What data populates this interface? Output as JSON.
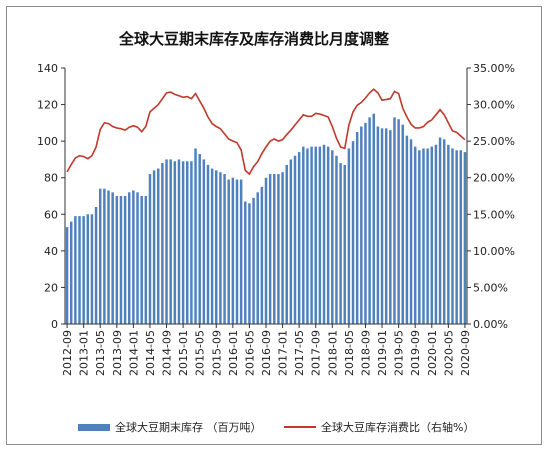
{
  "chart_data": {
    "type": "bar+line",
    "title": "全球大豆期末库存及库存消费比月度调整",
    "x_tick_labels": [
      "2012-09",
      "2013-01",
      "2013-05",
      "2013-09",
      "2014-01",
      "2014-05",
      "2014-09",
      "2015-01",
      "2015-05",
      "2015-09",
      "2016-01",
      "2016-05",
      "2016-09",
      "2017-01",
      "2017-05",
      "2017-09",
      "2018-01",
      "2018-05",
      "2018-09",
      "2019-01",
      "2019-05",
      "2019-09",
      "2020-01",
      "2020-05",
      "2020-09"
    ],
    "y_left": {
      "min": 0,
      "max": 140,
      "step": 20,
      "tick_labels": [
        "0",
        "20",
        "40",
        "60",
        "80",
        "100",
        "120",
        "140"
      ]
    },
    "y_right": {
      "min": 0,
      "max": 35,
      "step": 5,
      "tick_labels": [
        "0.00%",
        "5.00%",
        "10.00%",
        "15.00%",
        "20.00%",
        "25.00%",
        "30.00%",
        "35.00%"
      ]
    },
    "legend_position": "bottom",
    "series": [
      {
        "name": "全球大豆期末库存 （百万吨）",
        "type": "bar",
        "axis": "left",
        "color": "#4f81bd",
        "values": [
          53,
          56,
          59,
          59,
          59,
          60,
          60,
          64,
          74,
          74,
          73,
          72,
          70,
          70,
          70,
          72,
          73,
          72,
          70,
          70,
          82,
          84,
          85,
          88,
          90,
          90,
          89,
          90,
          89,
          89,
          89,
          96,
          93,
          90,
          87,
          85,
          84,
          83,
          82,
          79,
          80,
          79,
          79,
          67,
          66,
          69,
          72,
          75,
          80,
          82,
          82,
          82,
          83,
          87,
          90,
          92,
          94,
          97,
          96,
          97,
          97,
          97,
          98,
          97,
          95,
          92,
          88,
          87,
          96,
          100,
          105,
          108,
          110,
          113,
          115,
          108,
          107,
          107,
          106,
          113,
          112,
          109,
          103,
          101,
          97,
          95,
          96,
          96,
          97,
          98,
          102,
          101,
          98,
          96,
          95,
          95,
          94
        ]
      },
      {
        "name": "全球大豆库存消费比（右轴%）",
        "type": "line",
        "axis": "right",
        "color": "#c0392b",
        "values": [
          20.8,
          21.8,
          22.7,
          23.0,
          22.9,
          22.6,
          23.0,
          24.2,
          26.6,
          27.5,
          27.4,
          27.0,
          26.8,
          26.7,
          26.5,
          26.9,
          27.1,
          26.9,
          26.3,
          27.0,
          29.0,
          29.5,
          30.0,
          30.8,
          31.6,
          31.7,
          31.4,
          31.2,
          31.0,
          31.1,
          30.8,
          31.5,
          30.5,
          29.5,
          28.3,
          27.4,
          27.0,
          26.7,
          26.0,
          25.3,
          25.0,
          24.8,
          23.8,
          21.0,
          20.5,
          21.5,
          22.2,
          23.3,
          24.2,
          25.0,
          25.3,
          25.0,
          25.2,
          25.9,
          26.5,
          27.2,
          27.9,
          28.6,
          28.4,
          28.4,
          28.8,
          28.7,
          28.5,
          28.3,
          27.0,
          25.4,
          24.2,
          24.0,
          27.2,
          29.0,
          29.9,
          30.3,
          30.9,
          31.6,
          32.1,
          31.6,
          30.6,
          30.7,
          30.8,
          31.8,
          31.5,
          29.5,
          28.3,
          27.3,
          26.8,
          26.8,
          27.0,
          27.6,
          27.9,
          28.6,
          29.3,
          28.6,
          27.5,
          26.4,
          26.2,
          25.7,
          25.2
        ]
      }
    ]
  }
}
□ □ □
**AIM OF THE EXERCISE**: All of the material above should be reproduced exactly, except the pictures.

**OUTPUT OF THE EXERCISE**:
What data populates this interface? Output as JSON.
{
  "chart_data": {
    "type": "bar+line",
    "title": "全球大豆期末库存及库存消费比月度调整",
    "x_tick_labels": [
      "2012-09",
      "2013-01",
      "2013-05",
      "2013-09",
      "2014-01",
      "2014-05",
      "2014-09",
      "2015-01",
      "2015-05",
      "2015-09",
      "2016-01",
      "2016-05",
      "2016-09",
      "2017-01",
      "2017-05",
      "2017-09",
      "2018-01",
      "2018-05",
      "2018-09",
      "2019-01",
      "2019-05",
      "2019-09",
      "2020-01",
      "2020-05",
      "2020-09"
    ],
    "y_left": {
      "min": 0,
      "max": 140,
      "step": 20,
      "tick_labels": [
        "0",
        "20",
        "40",
        "60",
        "80",
        "100",
        "120",
        "140"
      ]
    },
    "y_right": {
      "min": 0,
      "max": 35,
      "step": 5,
      "tick_labels": [
        "0.00%",
        "5.00%",
        "10.00%",
        "15.00%",
        "20.00%",
        "25.00%",
        "30.00%",
        "35.00%"
      ]
    },
    "legend_position": "bottom",
    "series": [
      {
        "name": "全球大豆期末库存 （百万吨）",
        "type": "bar",
        "axis": "left",
        "color": "#4f81bd",
        "values": [
          53,
          56,
          59,
          59,
          59,
          60,
          60,
          64,
          74,
          74,
          73,
          72,
          70,
          70,
          70,
          72,
          73,
          72,
          70,
          70,
          82,
          84,
          85,
          88,
          90,
          90,
          89,
          90,
          89,
          89,
          89,
          96,
          93,
          90,
          87,
          85,
          84,
          83,
          82,
          79,
          80,
          79,
          79,
          67,
          66,
          69,
          72,
          75,
          80,
          82,
          82,
          82,
          83,
          87,
          90,
          92,
          94,
          97,
          96,
          97,
          97,
          97,
          98,
          97,
          95,
          92,
          88,
          87,
          96,
          100,
          105,
          108,
          110,
          113,
          115,
          108,
          107,
          107,
          106,
          113,
          112,
          109,
          103,
          101,
          97,
          95,
          96,
          96,
          97,
          98,
          102,
          101,
          98,
          96,
          95,
          95,
          94
        ]
      },
      {
        "name": "全球大豆库存消费比（右轴%）",
        "type": "line",
        "axis": "right",
        "color": "#c0392b",
        "values": [
          20.8,
          21.8,
          22.7,
          23.0,
          22.9,
          22.6,
          23.0,
          24.2,
          26.6,
          27.5,
          27.4,
          27.0,
          26.8,
          26.7,
          26.5,
          26.9,
          27.1,
          26.9,
          26.3,
          27.0,
          29.0,
          29.5,
          30.0,
          30.8,
          31.6,
          31.7,
          31.4,
          31.2,
          31.0,
          31.1,
          30.8,
          31.5,
          30.5,
          29.5,
          28.3,
          27.4,
          27.0,
          26.7,
          26.0,
          25.3,
          25.0,
          24.8,
          23.8,
          21.0,
          20.5,
          21.5,
          22.2,
          23.3,
          24.2,
          25.0,
          25.3,
          25.0,
          25.2,
          25.9,
          26.5,
          27.2,
          27.9,
          28.6,
          28.4,
          28.4,
          28.8,
          28.7,
          28.5,
          28.3,
          27.0,
          25.4,
          24.2,
          24.0,
          27.2,
          29.0,
          29.9,
          30.3,
          30.9,
          31.6,
          32.1,
          31.6,
          30.6,
          30.7,
          30.8,
          31.8,
          31.5,
          29.5,
          28.3,
          27.3,
          26.8,
          26.8,
          27.0,
          27.6,
          27.9,
          28.6,
          29.3,
          28.6,
          27.5,
          26.4,
          26.2,
          25.7,
          25.2
        ]
      }
    ]
  }
}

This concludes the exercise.